YOUR GOAL
Look for "request" in the listing below. Gather each line that contains it.
==== EXCERPTED RECORDS ====
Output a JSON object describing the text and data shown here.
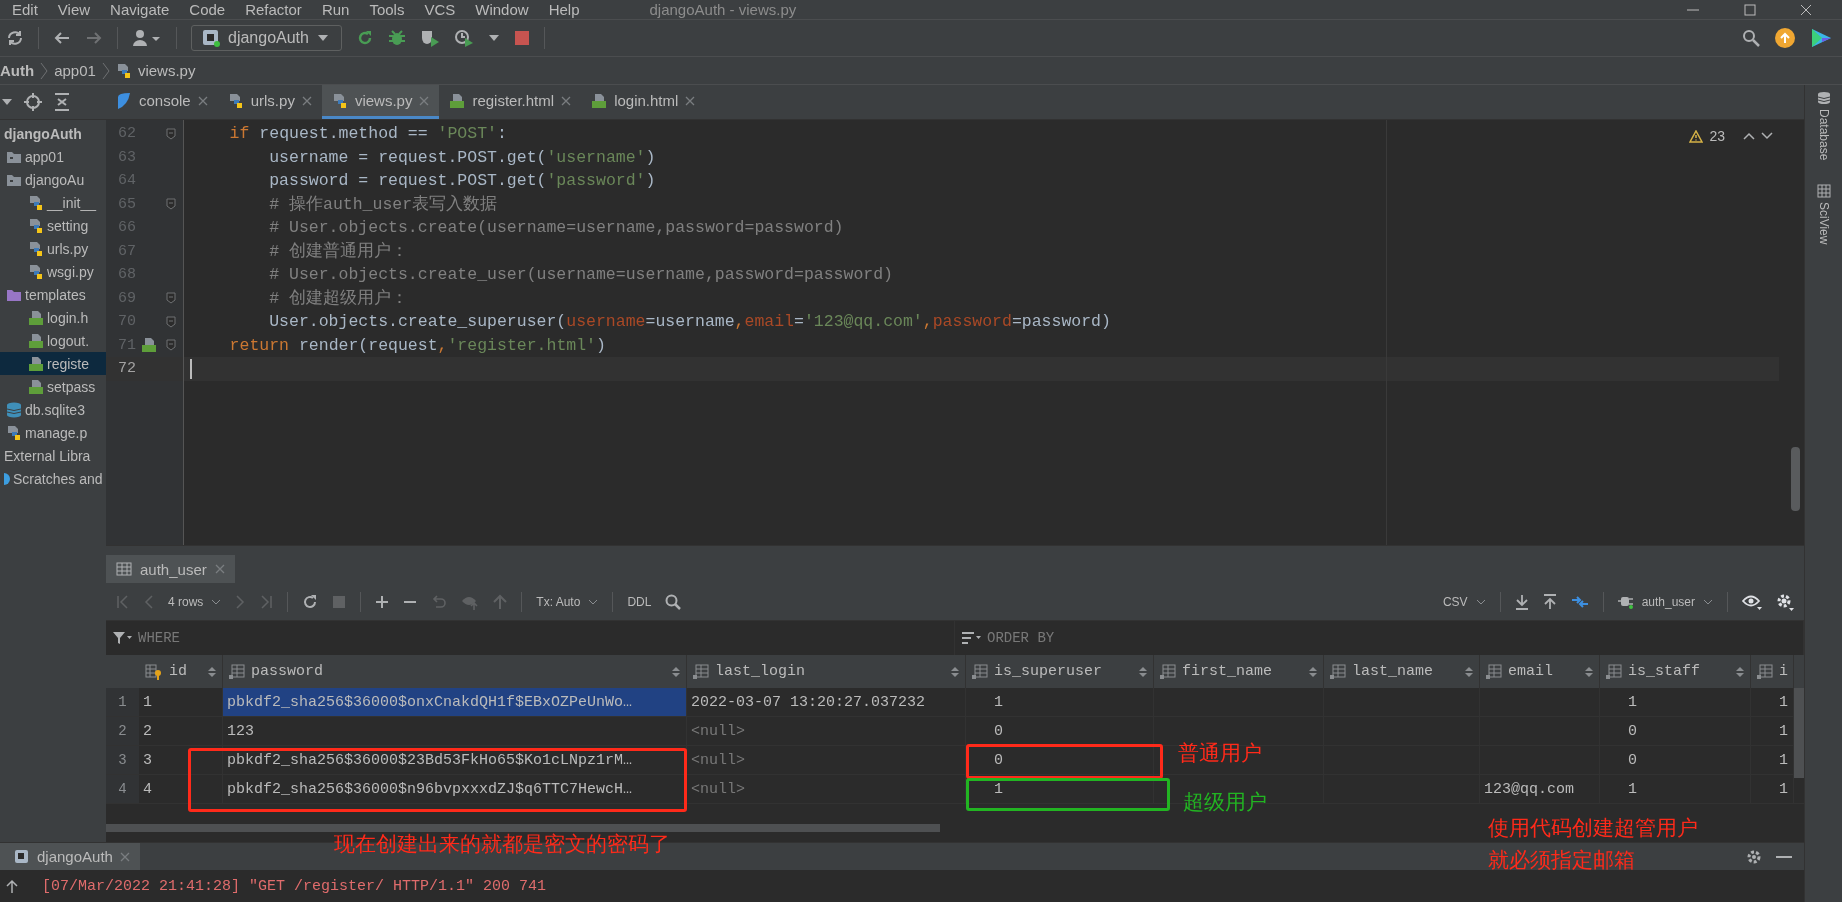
{
  "menu_bar": {
    "items": [
      "Edit",
      "View",
      "Navigate",
      "Code",
      "Refactor",
      "Run",
      "Tools",
      "VCS",
      "Window",
      "Help"
    ],
    "title": "djangoAuth - views.py"
  },
  "toolbar": {
    "run_config": "djangoAuth"
  },
  "breadcrumb": [
    "Auth",
    "app01",
    "views.py"
  ],
  "project_tree": [
    {
      "label": "djangoAuth",
      "kind": "project",
      "selected": false,
      "children": [
        {
          "label": "app01",
          "kind": "folder",
          "selected": false
        },
        {
          "label": "djangoAu",
          "kind": "folder",
          "selected": false,
          "children": [
            {
              "label": "__init__",
              "kind": "python",
              "selected": false
            },
            {
              "label": "setting",
              "kind": "python",
              "selected": false
            },
            {
              "label": "urls.py",
              "kind": "python",
              "selected": false
            },
            {
              "label": "wsgi.py",
              "kind": "python",
              "selected": false
            }
          ]
        },
        {
          "label": "templates",
          "kind": "templates",
          "selected": false,
          "children": [
            {
              "label": "login.h",
              "kind": "html",
              "selected": false
            },
            {
              "label": "logout.",
              "kind": "html",
              "selected": false
            },
            {
              "label": "registe",
              "kind": "html",
              "selected": true
            },
            {
              "label": "setpass",
              "kind": "html",
              "selected": false
            }
          ]
        },
        {
          "label": "db.sqlite3",
          "kind": "db",
          "selected": false
        },
        {
          "label": "manage.p",
          "kind": "python",
          "selected": false
        }
      ]
    },
    {
      "label": "External Libra",
      "kind": "library",
      "selected": false
    },
    {
      "label": "Scratches and",
      "kind": "scratches",
      "selected": false
    }
  ],
  "editor_tabs": [
    {
      "label": "console",
      "kind": "console",
      "selected": false
    },
    {
      "label": "urls.py",
      "kind": "python",
      "selected": false
    },
    {
      "label": "views.py",
      "kind": "python",
      "selected": true
    },
    {
      "label": "register.html",
      "kind": "html",
      "selected": false
    },
    {
      "label": "login.html",
      "kind": "html",
      "selected": false
    }
  ],
  "editor": {
    "warning_count": "23",
    "lines": [
      {
        "number": "62",
        "kind": "code",
        "fold": true,
        "current": false,
        "tokens": [
          {
            "t": "    if",
            "kind": "kw"
          },
          {
            "t": " request.method == ",
            "kind": "plain"
          },
          {
            "t": "'POST'",
            "kind": "str"
          },
          {
            "t": ":",
            "kind": "plain"
          }
        ]
      },
      {
        "number": "63",
        "kind": "code",
        "fold": false,
        "current": false,
        "tokens": [
          {
            "t": "        username = request.POST.get(",
            "kind": "plain"
          },
          {
            "t": "'username'",
            "kind": "str"
          },
          {
            "t": ")",
            "kind": "plain"
          }
        ]
      },
      {
        "number": "64",
        "kind": "code",
        "fold": false,
        "current": false,
        "tokens": [
          {
            "t": "        password = request.POST.get(",
            "kind": "plain"
          },
          {
            "t": "'password'",
            "kind": "str"
          },
          {
            "t": ")",
            "kind": "plain"
          }
        ]
      },
      {
        "number": "65",
        "kind": "code",
        "fold": true,
        "current": false,
        "tokens": [
          {
            "t": "        # 操作auth_user表写入数据",
            "kind": "cmt"
          }
        ]
      },
      {
        "number": "66",
        "kind": "code",
        "fold": false,
        "current": false,
        "tokens": [
          {
            "t": "        # User.objects.create(username=username,password=password)",
            "kind": "cmt"
          }
        ]
      },
      {
        "number": "67",
        "kind": "code",
        "fold": false,
        "current": false,
        "tokens": [
          {
            "t": "        # 创建普通用户：",
            "kind": "cmt"
          }
        ]
      },
      {
        "number": "68",
        "kind": "code",
        "fold": false,
        "current": false,
        "tokens": [
          {
            "t": "        # User.objects.create_user(username=username,password=password)",
            "kind": "cmt"
          }
        ]
      },
      {
        "number": "69",
        "kind": "code",
        "fold": true,
        "current": false,
        "tokens": [
          {
            "t": "        # 创建超级用户：",
            "kind": "cmt"
          }
        ]
      },
      {
        "number": "70",
        "kind": "code",
        "fold": true,
        "current": false,
        "tokens": [
          {
            "t": "        User.objects.create_superuser(",
            "kind": "plain"
          },
          {
            "t": "username",
            "kind": "param"
          },
          {
            "t": "=username",
            "kind": "plain"
          },
          {
            "t": ",",
            "kind": "punct"
          },
          {
            "t": "email",
            "kind": "param"
          },
          {
            "t": "=",
            "kind": "plain"
          },
          {
            "t": "'123@qq.com'",
            "kind": "str"
          },
          {
            "t": ",",
            "kind": "punct"
          },
          {
            "t": "password",
            "kind": "param"
          },
          {
            "t": "=password)",
            "kind": "plain"
          }
        ]
      },
      {
        "number": "71",
        "kind": "template_link",
        "fold": true,
        "current": false,
        "tokens": [
          {
            "t": "    return",
            "kind": "kw"
          },
          {
            "t": " render(request",
            "kind": "plain"
          },
          {
            "t": ",",
            "kind": "punct"
          },
          {
            "t": "'register.html'",
            "kind": "str"
          },
          {
            "t": ")",
            "kind": "plain"
          }
        ]
      },
      {
        "number": "72",
        "kind": "code",
        "fold": false,
        "current": true
      }
    ]
  },
  "db_panel": {
    "tab": "auth_user",
    "rows_label": "4 rows",
    "tx": "Tx: Auto",
    "ddl": "DDL",
    "export": "CSV",
    "data_source": "auth_user",
    "where": "WHERE",
    "order_by": "ORDER BY",
    "columns": [
      {
        "name": "id",
        "kind": "key"
      },
      {
        "name": "password",
        "kind": "text"
      },
      {
        "name": "last_login",
        "kind": "text"
      },
      {
        "name": "is_superuser",
        "kind": "bool"
      },
      {
        "name": "first_name",
        "kind": "text"
      },
      {
        "name": "last_name",
        "kind": "text"
      },
      {
        "name": "email",
        "kind": "text"
      },
      {
        "name": "is_staff",
        "kind": "bool"
      },
      {
        "name": "i",
        "kind": "bool"
      }
    ],
    "rows": [
      {
        "number": "1",
        "selected": true,
        "cells": [
          "1",
          "pbkdf2_sha256$36000$onxCnakdQH1f$EBxOZPeUnWo…",
          "2022-03-07 13:20:27.037232",
          "1",
          null,
          null,
          null,
          "1",
          "1"
        ]
      },
      {
        "number": "2",
        "selected": false,
        "cells": [
          "2",
          "123",
          "<null>",
          "0",
          null,
          null,
          null,
          "0",
          "1"
        ]
      },
      {
        "number": "3",
        "selected": false,
        "cells": [
          "3",
          "pbkdf2_sha256$36000$23Bd53FkHo65$Ko1cLNpz1rM…",
          "<null>",
          "0",
          null,
          null,
          null,
          "0",
          "1"
        ]
      },
      {
        "number": "4",
        "selected": false,
        "cells": [
          "4",
          "pbkdf2_sha256$36000$n96bvpxxxdZJ$q6TTC7HewcH…",
          "<null>",
          "1",
          null,
          null,
          "123@qq.com",
          "1",
          "1"
        ]
      }
    ]
  },
  "run_panel": {
    "tab": "djangoAuth",
    "log": "[07/Mar/2022 21:41:28] \"GET /register/ HTTP/1.1\" 200 741"
  },
  "side_strip": [
    {
      "label": "Database",
      "kind": "db"
    },
    {
      "label": "SciView",
      "kind": "grid"
    }
  ],
  "annotations": {
    "boxes": [
      {
        "color": "#ff2a1a"
      },
      {
        "color": "#ff2a1a"
      },
      {
        "color": "#22b422"
      }
    ],
    "notes": [
      {
        "lines": [
          "普通用户"
        ],
        "color": "#ff2a1a"
      },
      {
        "lines": [
          "超级用户"
        ],
        "color": "#22b422"
      },
      {
        "lines": [
          "现在创建出来的就都是密文的密码了"
        ],
        "color": "#ff2a1a"
      },
      {
        "lines": [
          "使用代码创建超管用户",
          "就必须指定邮箱"
        ],
        "color": "#ff2a1a"
      }
    ]
  }
}
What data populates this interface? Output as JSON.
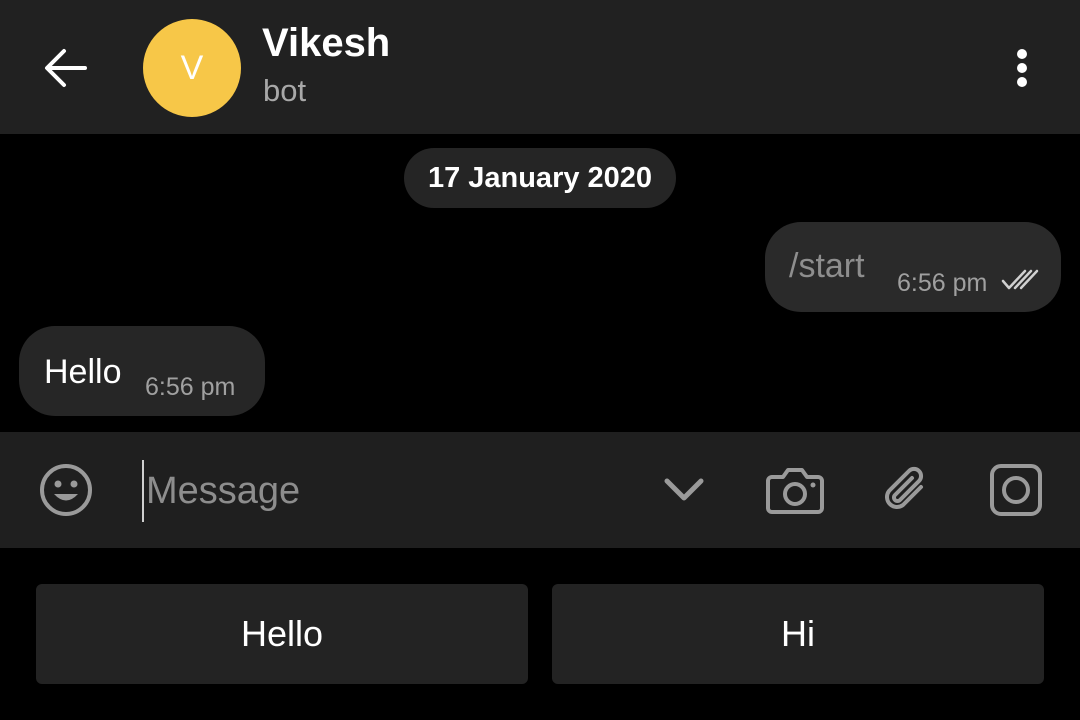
{
  "header": {
    "back_icon": "arrow-left-icon",
    "avatar_letter": "V",
    "avatar_color": "#F7C748",
    "name": "Vikesh",
    "status": "bot",
    "menu_icon": "more-vertical-icon"
  },
  "messages": {
    "date": "17 January 2020",
    "outgoing": {
      "text": "/start",
      "time": "6:56 pm",
      "status_icon": "double-check-icon"
    },
    "incoming": {
      "text": "Hello",
      "time": "6:56 pm"
    }
  },
  "input_bar": {
    "emoji_icon": "emoji-icon",
    "placeholder": "Message",
    "value": "",
    "icons": [
      "chevron-down-icon",
      "camera-icon",
      "paperclip-icon",
      "record-icon"
    ]
  },
  "bot_keyboard": {
    "buttons": [
      "Hello",
      "Hi"
    ]
  },
  "colors": {
    "background": "#000000",
    "header": "#212121",
    "accent_avatar": "#F7C748"
  }
}
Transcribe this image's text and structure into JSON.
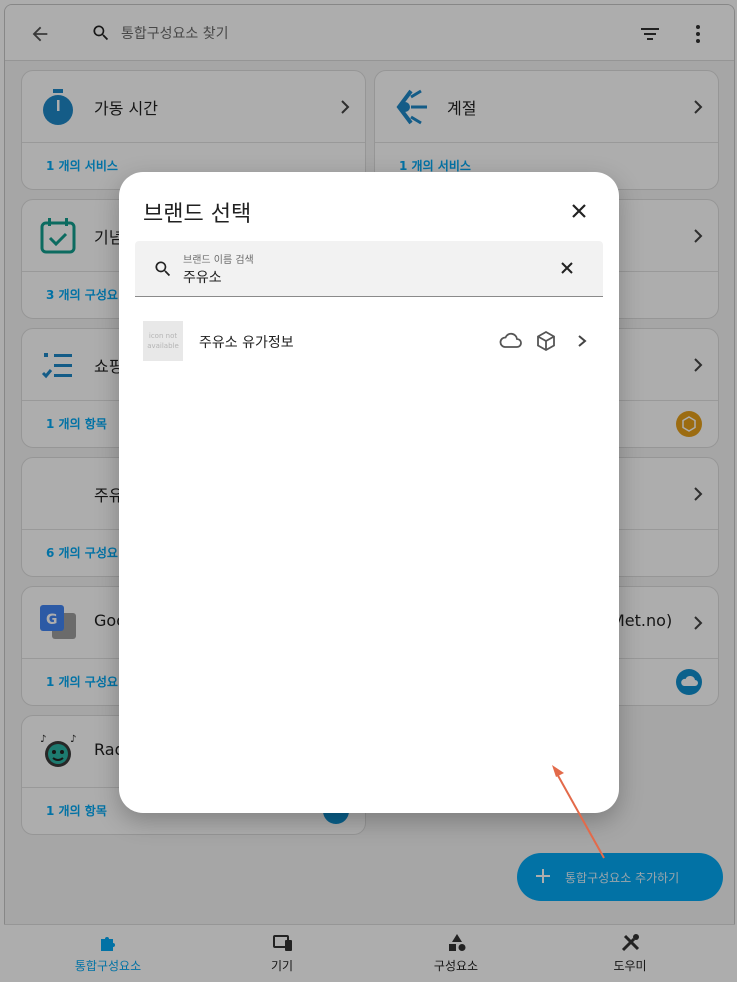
{
  "topbar": {
    "search_placeholder": "통합구성요소 찾기"
  },
  "cards": [
    {
      "name": "가동 시간",
      "footer": "1 개의 서비스"
    },
    {
      "name": "계절",
      "footer": "1 개의 서비스"
    },
    {
      "name": "기념",
      "footer": "3 개의 구성요"
    },
    {
      "name": "",
      "footer": ""
    },
    {
      "name": "쇼핑",
      "footer": "1 개의 항목"
    },
    {
      "name": "",
      "footer": ""
    },
    {
      "name": "주유",
      "footer": "6 개의 구성요"
    },
    {
      "name": "",
      "footer": ""
    },
    {
      "name": "Goo",
      "footer": "1 개의 구성요"
    },
    {
      "name": "Met.no)",
      "footer": ""
    },
    {
      "name": "Rad",
      "footer": "1 개의 항목"
    }
  ],
  "dialog": {
    "title": "브랜드 선택",
    "search_label": "브랜드 이름 검색",
    "search_value": "주유소",
    "results": [
      {
        "name": "주유소 유가정보",
        "thumb_text": "icon not available"
      }
    ]
  },
  "fab": {
    "label": "통합구성요소 추가하기"
  },
  "bottomnav": [
    {
      "label": "통합구성요소",
      "active": true
    },
    {
      "label": "기기",
      "active": false
    },
    {
      "label": "구성요소",
      "active": false
    },
    {
      "label": "도우미",
      "active": false
    }
  ],
  "colors": {
    "accent": "#03a9f4",
    "badge_orange": "#e6a01a",
    "arrow": "#e36a4a"
  }
}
====
SOLUTION BELOW
            "t": " request.method == ",
            "t": "        username = request.POST.get(",
            "t": "        password = request.POST.get(",
            "t": " render(request",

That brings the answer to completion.